-- begin --

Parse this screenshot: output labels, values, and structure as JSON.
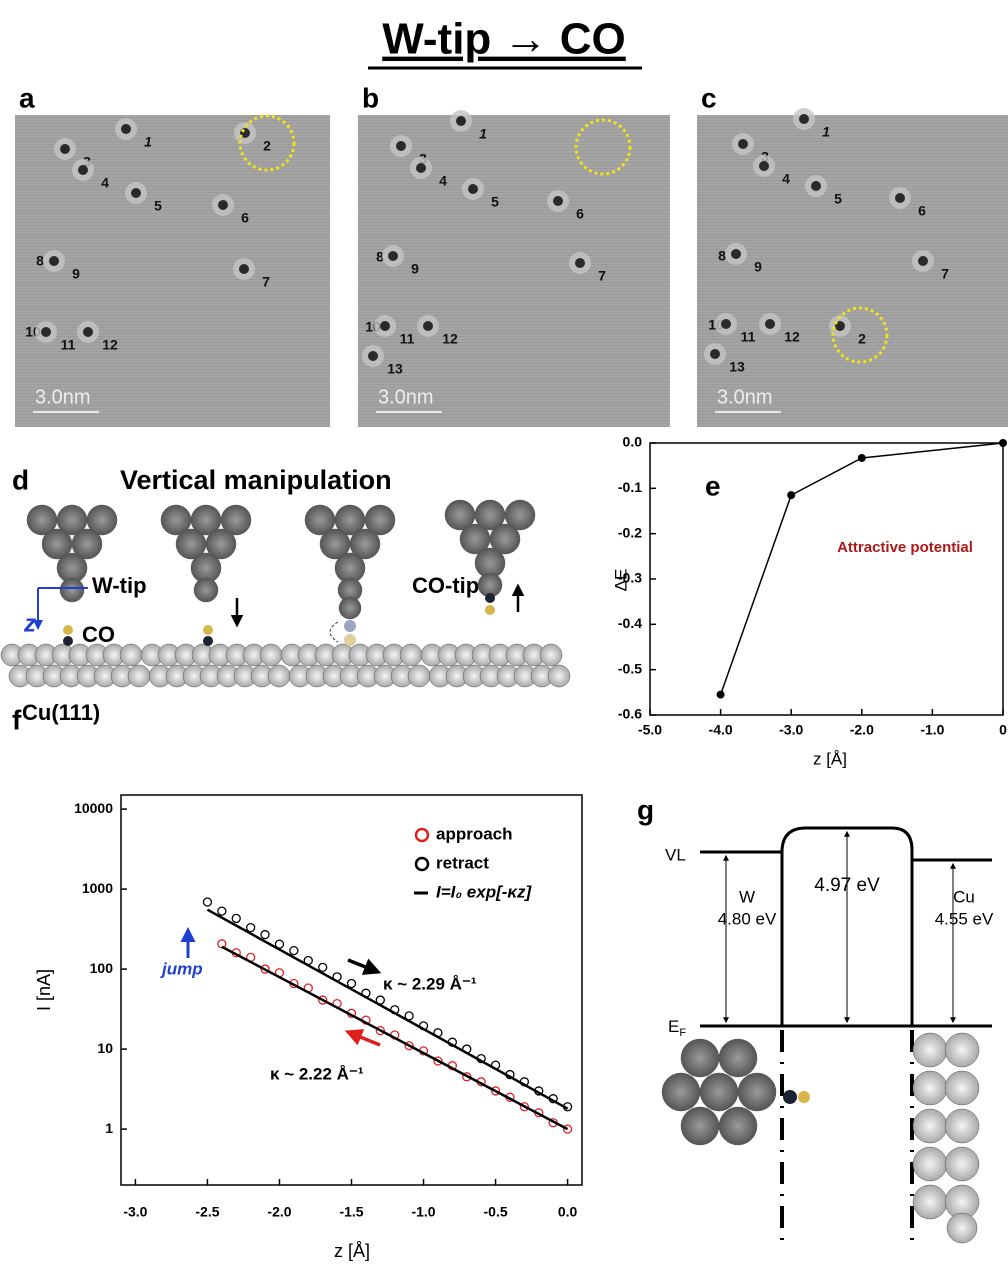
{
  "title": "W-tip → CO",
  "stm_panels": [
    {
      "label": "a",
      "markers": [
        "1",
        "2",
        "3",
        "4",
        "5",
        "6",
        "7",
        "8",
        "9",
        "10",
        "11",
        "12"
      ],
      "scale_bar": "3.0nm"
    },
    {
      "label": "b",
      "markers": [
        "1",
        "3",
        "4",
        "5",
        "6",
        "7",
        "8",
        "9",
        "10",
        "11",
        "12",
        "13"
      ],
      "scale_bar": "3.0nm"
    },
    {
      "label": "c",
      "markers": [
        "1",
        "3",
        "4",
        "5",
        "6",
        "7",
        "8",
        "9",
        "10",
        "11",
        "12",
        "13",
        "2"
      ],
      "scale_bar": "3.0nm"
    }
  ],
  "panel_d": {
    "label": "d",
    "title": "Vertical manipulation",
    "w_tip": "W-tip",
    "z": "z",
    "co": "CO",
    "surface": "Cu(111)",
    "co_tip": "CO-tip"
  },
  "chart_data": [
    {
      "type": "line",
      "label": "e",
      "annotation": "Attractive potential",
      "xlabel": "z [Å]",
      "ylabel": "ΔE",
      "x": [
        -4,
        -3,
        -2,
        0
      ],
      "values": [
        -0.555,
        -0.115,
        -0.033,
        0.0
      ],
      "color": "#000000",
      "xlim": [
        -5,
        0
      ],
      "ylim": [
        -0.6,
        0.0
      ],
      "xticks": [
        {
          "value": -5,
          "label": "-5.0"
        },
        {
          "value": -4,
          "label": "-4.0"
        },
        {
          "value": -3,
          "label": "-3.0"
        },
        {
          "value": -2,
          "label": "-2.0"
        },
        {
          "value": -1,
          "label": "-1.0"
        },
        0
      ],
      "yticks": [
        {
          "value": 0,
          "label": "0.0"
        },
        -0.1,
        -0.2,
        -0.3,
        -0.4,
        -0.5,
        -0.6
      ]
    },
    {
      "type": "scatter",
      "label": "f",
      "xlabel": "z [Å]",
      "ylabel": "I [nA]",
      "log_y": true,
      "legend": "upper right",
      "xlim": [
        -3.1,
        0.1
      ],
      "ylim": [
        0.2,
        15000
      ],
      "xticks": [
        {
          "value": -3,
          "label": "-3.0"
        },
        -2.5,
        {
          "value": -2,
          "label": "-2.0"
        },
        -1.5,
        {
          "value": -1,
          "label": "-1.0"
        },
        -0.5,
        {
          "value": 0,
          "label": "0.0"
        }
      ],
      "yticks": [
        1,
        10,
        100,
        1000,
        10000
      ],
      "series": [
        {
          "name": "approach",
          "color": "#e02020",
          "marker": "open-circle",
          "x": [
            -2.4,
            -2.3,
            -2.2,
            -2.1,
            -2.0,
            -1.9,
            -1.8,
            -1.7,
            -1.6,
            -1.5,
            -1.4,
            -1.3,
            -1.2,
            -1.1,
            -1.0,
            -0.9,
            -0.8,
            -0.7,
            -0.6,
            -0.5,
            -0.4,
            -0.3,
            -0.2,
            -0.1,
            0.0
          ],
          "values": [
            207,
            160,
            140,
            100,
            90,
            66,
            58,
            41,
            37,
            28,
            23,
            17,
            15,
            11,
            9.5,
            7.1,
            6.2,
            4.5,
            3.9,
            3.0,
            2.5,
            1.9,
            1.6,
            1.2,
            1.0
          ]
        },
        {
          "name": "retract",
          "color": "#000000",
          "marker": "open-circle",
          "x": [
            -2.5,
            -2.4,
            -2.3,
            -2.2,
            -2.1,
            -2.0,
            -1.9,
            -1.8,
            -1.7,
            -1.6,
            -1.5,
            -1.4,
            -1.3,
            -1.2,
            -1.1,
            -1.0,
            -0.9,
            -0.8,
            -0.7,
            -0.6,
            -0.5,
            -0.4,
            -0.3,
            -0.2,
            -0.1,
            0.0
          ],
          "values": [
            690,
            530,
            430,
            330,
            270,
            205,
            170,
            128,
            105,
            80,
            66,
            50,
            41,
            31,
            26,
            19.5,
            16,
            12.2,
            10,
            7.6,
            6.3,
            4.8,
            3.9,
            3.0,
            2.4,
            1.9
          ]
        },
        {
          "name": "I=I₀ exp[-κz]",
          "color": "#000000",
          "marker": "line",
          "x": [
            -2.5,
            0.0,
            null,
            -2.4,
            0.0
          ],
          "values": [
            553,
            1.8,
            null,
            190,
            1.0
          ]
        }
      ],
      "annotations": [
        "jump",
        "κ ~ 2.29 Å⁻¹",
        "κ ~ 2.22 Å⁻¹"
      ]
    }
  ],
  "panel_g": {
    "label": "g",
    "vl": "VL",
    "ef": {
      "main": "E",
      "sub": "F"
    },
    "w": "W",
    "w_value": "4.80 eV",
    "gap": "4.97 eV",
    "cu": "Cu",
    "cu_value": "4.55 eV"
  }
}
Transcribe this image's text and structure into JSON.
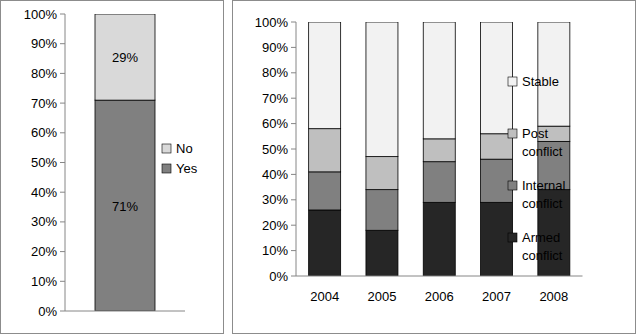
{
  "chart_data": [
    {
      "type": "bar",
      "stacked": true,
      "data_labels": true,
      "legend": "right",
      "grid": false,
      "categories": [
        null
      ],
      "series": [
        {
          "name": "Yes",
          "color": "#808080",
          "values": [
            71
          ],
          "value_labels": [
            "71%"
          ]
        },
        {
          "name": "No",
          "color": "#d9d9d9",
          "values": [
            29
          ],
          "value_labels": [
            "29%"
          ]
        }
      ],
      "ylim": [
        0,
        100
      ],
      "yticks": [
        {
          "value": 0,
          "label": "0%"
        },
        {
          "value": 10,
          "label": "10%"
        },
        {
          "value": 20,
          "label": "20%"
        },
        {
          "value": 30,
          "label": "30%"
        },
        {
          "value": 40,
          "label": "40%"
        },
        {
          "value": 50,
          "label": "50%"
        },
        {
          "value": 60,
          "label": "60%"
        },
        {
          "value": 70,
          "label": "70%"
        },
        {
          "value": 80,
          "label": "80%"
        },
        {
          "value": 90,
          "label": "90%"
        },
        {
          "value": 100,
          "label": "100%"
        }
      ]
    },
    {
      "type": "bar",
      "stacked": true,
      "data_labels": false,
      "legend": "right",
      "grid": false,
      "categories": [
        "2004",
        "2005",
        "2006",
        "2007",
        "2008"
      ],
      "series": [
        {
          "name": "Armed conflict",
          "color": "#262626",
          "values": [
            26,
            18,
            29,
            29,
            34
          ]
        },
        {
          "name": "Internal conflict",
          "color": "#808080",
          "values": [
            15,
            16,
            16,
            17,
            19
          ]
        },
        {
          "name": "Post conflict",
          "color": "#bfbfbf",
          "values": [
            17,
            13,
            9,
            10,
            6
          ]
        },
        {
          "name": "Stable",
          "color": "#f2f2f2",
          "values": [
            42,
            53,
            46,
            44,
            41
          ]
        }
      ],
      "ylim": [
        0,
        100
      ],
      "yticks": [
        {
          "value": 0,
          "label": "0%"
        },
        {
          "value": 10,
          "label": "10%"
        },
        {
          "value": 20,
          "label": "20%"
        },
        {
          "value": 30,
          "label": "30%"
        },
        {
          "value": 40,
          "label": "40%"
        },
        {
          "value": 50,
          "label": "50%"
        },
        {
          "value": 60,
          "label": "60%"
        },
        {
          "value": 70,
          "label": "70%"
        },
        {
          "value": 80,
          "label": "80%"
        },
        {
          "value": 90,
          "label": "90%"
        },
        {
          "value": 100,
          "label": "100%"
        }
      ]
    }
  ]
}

-- end --
-- begin --

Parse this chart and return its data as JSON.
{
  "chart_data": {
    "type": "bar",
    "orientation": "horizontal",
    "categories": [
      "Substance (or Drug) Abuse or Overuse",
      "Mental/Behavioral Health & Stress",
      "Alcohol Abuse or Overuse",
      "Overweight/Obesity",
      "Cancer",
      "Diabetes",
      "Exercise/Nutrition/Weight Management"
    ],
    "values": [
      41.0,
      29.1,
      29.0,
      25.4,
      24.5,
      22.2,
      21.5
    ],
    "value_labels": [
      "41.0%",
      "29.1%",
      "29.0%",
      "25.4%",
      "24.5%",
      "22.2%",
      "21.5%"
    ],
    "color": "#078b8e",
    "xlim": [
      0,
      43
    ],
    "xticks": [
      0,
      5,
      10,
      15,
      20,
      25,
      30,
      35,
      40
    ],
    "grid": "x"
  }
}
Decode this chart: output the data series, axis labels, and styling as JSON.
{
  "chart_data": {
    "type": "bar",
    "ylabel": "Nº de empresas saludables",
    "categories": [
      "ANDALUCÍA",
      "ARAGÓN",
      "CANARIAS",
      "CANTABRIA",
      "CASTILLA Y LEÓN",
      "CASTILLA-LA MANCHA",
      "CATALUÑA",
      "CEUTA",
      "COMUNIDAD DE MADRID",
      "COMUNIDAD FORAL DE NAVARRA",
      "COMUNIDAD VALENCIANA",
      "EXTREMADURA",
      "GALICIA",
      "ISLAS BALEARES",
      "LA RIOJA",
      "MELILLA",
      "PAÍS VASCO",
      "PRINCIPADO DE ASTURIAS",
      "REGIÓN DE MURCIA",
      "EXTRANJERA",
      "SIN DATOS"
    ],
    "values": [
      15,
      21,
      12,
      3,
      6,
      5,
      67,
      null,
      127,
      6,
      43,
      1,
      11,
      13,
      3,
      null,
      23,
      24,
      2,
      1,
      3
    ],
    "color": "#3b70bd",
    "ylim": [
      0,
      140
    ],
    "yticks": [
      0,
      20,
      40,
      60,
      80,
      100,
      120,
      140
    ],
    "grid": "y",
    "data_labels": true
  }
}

-- end --

#### What to work on
In the entries above, some lines may contain the string "COMUNIDAD"; report how many, without additional comment.

#### Problem solution
3